What to do:
Reproduce everything from the start of the items down to the line containing "The portion of the spring band 41", both ends included. Omit the pictures.

[Items listed in a dataset]
===============

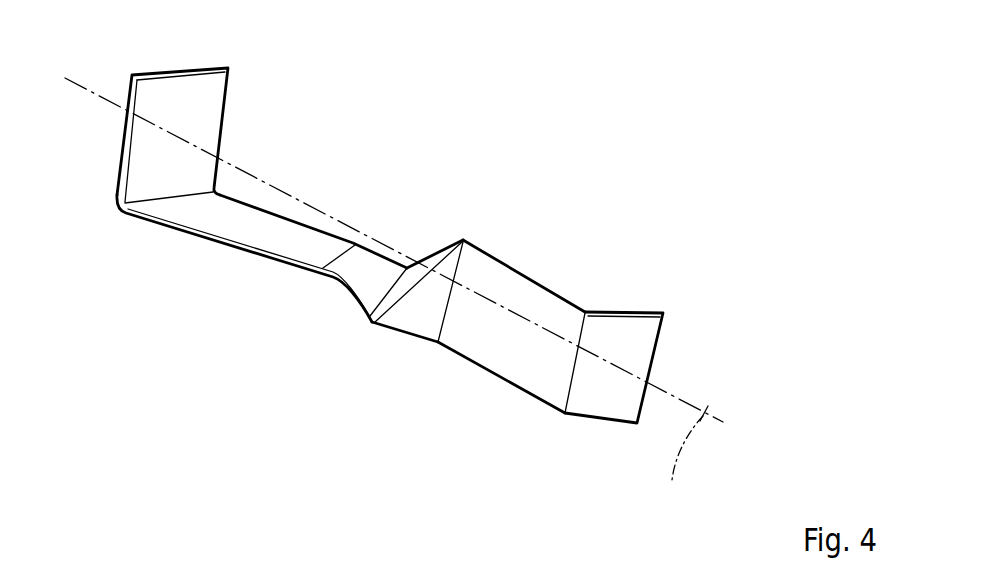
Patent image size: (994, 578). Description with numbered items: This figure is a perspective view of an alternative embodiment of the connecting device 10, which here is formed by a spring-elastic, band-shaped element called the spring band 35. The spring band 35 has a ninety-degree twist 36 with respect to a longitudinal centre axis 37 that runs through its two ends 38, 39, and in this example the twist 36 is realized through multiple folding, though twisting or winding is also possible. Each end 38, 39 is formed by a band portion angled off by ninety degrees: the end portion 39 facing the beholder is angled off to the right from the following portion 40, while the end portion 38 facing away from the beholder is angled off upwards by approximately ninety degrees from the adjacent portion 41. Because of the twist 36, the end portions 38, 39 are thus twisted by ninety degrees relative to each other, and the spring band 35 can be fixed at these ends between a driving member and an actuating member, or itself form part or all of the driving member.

The connecting device 10 is at (732, 175).
The spring band 35 is at (542, 270).
The 90° twist 36 is at (431, 232).
The longitudinal centre axis 37 is at (672, 480).
The end portion 38 is at (210, 110).
The end portion 39 is at (643, 342).
The portion of the spring band 40 is at (513, 358).
The portion of the spring band 41 is at (217, 240).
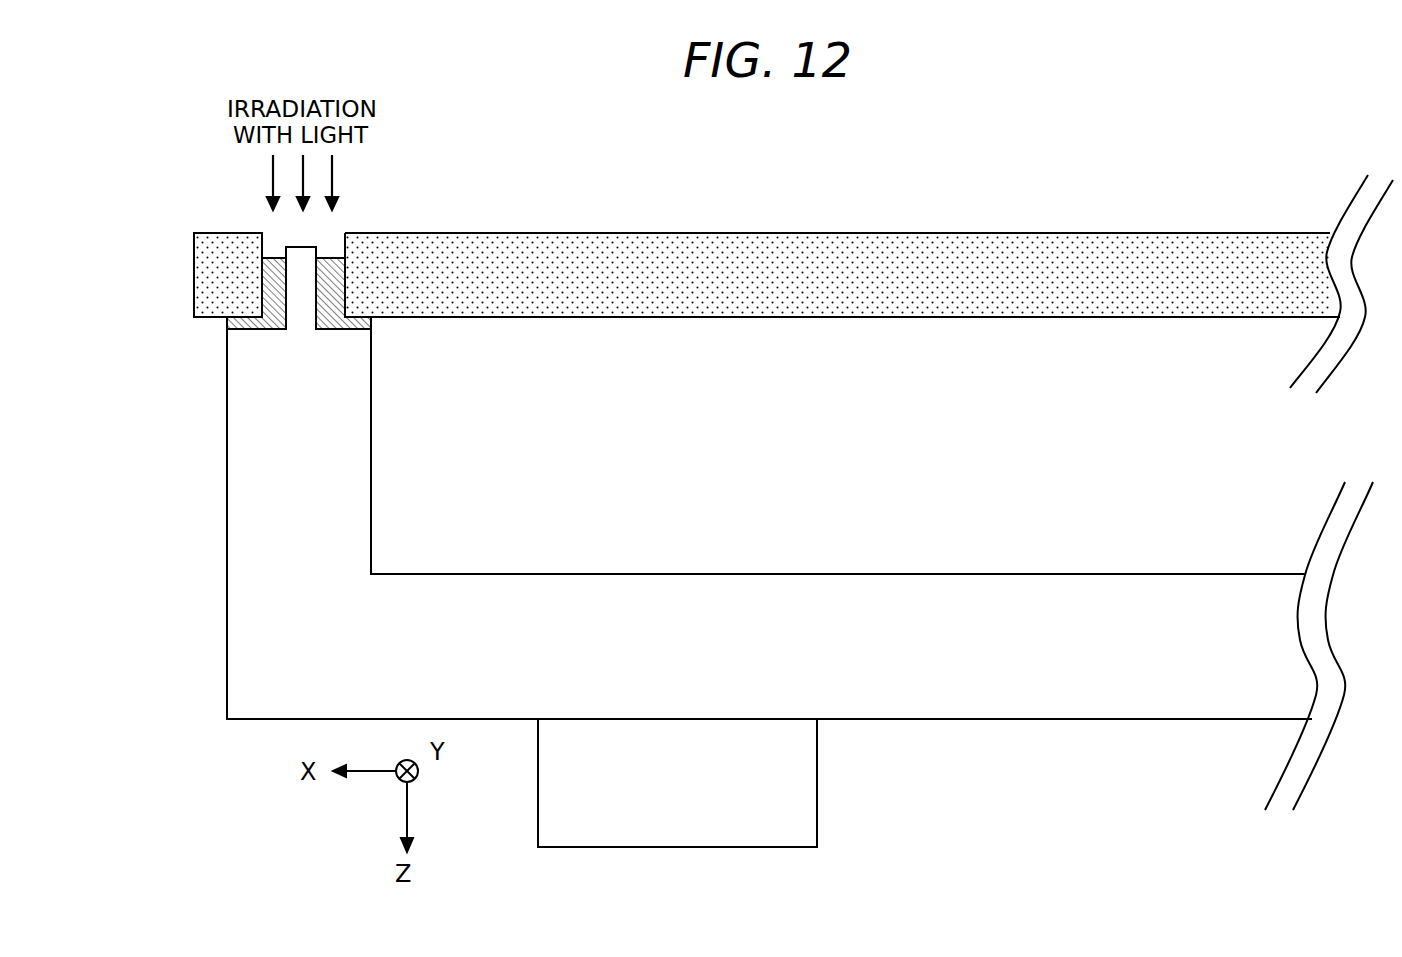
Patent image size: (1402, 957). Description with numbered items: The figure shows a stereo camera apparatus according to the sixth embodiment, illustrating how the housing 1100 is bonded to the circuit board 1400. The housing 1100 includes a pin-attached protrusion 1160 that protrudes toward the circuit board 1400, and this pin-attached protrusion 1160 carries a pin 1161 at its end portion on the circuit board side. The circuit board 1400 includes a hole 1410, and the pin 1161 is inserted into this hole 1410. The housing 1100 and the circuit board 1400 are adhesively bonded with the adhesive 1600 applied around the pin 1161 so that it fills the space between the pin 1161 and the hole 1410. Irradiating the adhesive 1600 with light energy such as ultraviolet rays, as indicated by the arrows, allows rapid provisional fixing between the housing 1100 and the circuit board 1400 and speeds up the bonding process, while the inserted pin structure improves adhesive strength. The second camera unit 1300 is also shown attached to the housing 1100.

The housing 1100 is at (965, 700).
The pin-attached protrusion 1160 is at (293, 533).
The pin 1161 is at (298, 301).
The second camera unit 1300 is at (802, 760).
The circuit board 1400 is at (930, 287).
The hole 1410 is at (328, 252).
The adhesive 1600 is at (268, 321).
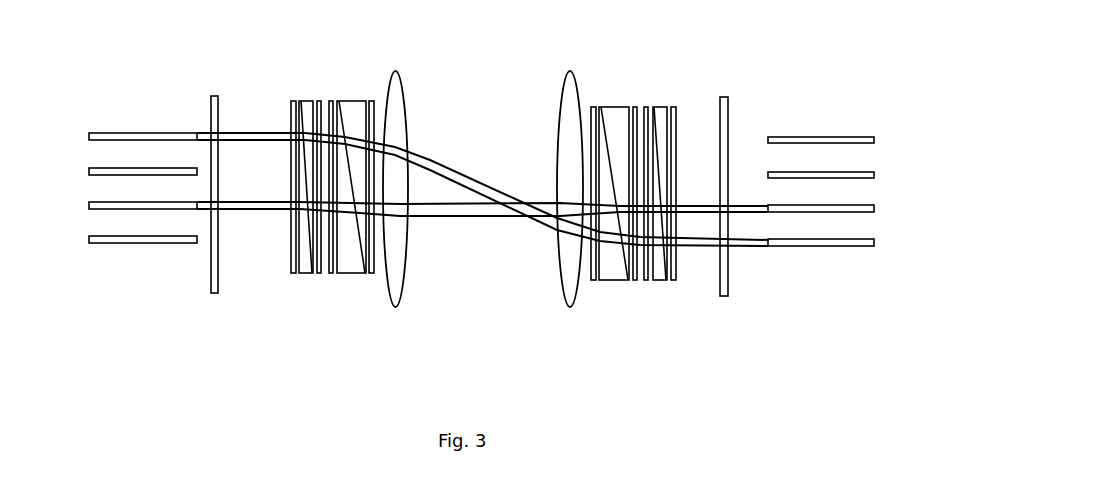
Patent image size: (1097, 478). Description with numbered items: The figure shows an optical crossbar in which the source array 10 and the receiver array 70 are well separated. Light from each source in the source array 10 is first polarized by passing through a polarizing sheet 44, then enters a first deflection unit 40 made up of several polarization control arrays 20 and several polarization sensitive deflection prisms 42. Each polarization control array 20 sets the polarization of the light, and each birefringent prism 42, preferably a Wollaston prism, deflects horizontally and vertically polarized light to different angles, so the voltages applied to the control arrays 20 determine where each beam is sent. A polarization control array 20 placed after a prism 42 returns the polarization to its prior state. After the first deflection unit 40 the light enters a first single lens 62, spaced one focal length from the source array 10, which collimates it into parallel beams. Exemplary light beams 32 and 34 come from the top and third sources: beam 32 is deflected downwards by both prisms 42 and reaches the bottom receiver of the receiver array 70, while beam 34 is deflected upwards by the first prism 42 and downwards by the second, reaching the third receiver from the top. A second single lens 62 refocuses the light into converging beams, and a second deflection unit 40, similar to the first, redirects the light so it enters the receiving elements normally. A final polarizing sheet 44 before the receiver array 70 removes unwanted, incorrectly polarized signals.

The source array 10 is at (143, 212).
The polarization control array 20 is at (293, 100).
The light beam 32 is at (424, 157).
The light beam 34 is at (430, 219).
The deflection unit 40 is at (483, 208).
The polarization sensitive deflection prism 42 is at (306, 274).
The polarizing sheet 44 is at (467, 221).
The single lens 62 is at (483, 211).
The receiver array 70 is at (821, 221).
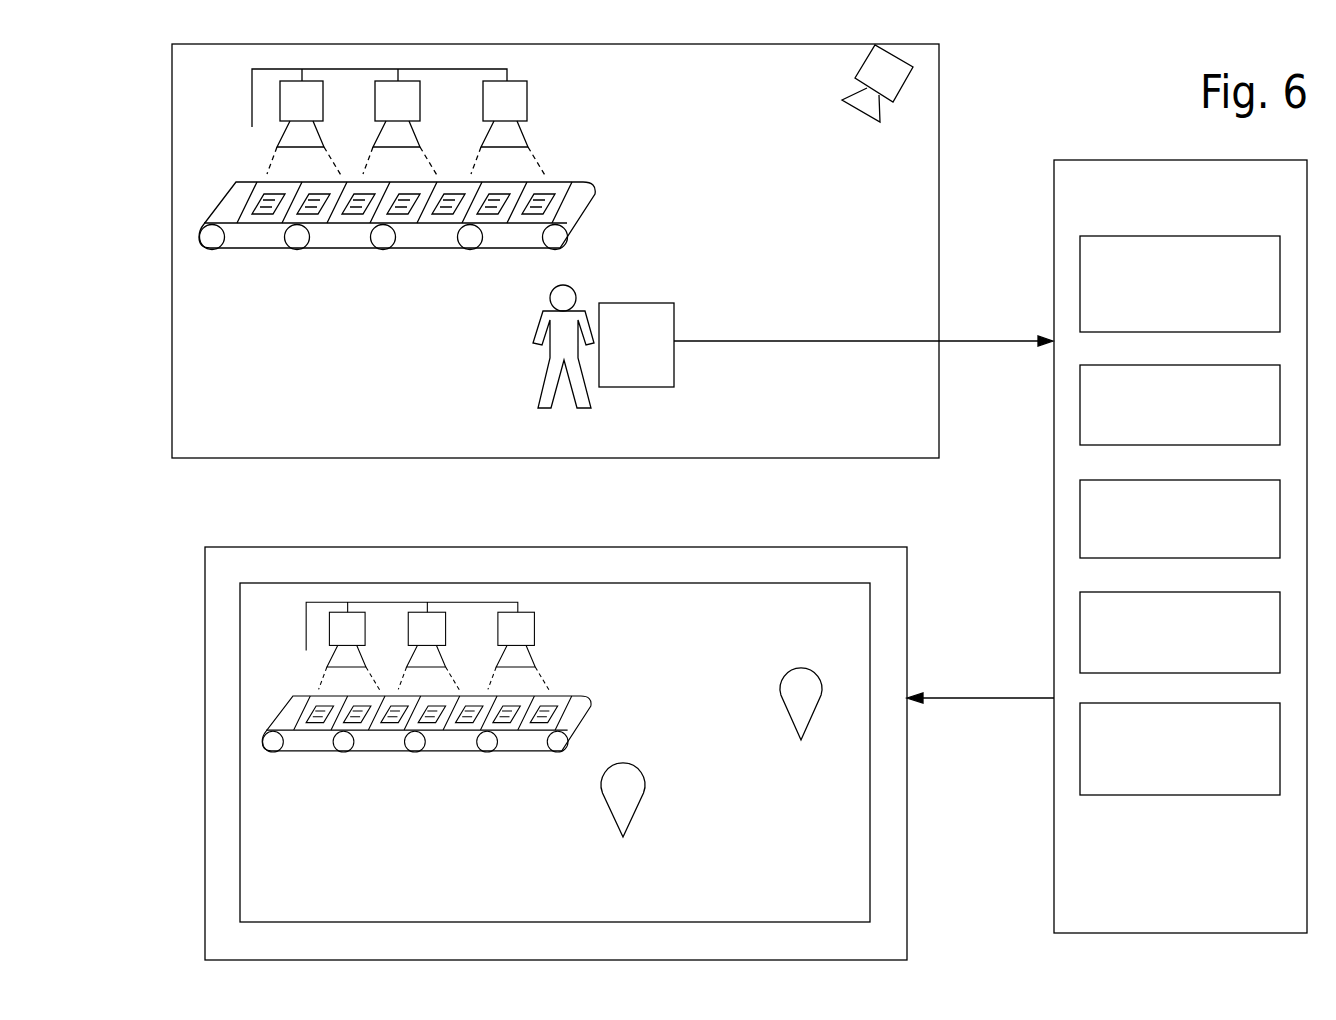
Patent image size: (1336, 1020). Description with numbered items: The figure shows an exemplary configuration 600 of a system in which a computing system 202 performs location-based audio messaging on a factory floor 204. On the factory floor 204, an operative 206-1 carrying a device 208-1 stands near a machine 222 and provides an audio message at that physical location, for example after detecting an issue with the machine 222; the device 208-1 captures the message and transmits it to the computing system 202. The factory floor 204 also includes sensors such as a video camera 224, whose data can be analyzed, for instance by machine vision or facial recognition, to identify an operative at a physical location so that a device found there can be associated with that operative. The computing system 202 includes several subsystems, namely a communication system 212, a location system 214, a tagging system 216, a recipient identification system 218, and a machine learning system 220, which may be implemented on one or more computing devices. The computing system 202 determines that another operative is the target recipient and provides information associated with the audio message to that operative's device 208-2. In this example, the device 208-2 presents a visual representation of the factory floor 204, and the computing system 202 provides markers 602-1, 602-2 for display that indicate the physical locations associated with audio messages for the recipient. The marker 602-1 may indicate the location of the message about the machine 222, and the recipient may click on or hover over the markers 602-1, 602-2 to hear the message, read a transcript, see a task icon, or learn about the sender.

The configuration 600 is at (574, 251).
The factory floor 204 is at (939, 257).
The machine 222 is at (527, 110).
The video camera 224 is at (912, 77).
The operative 206-1 is at (548, 353).
The device 208-1 is at (636, 345).
The device 208-2 is at (620, 753).
The marker 602-1 is at (645, 785).
The marker 602-2 is at (787, 713).
The computing system 202 is at (1180, 546).
The communication system 212 is at (1180, 284).
The location system 214 is at (1180, 405).
The tagging system 216 is at (1180, 519).
The recipient identification (ID) system 218 is at (1180, 632).
The machine learning system 220 is at (1180, 749).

===============

Exercise solution:
Patent image size: (994, 578). Description with numbered items: This figure is a perspective view of an alternative embodiment of the connecting device 10, which here is formed by a spring-elastic, band-shaped element called the spring band 35. The spring band 35 has a ninety-degree twist 36 with respect to a longitudinal centre axis 37 that runs through its two ends 38, 39, and in this example the twist 36 is realized through multiple folding, though twisting or winding is also possible. Each end 38, 39 is formed by a band portion angled off by ninety degrees: the end portion 39 facing the beholder is angled off to the right from the following portion 40, while the end portion 38 facing away from the beholder is angled off upwards by approximately ninety degrees from the adjacent portion 41. Because of the twist 36, the end portions 38, 39 are thus twisted by ninety degrees relative to each other, and the spring band 35 can be fixed at these ends between a driving member and an actuating member, or itself form part or all of the driving member.

The connecting device 10 is at (732, 175).
The spring band 35 is at (542, 270).
The 90° twist 36 is at (431, 232).
The longitudinal centre axis 37 is at (672, 480).
The end portion 38 is at (210, 110).
The end portion 39 is at (643, 342).
The portion of the spring band 40 is at (513, 358).
The portion of the spring band 41 is at (217, 240).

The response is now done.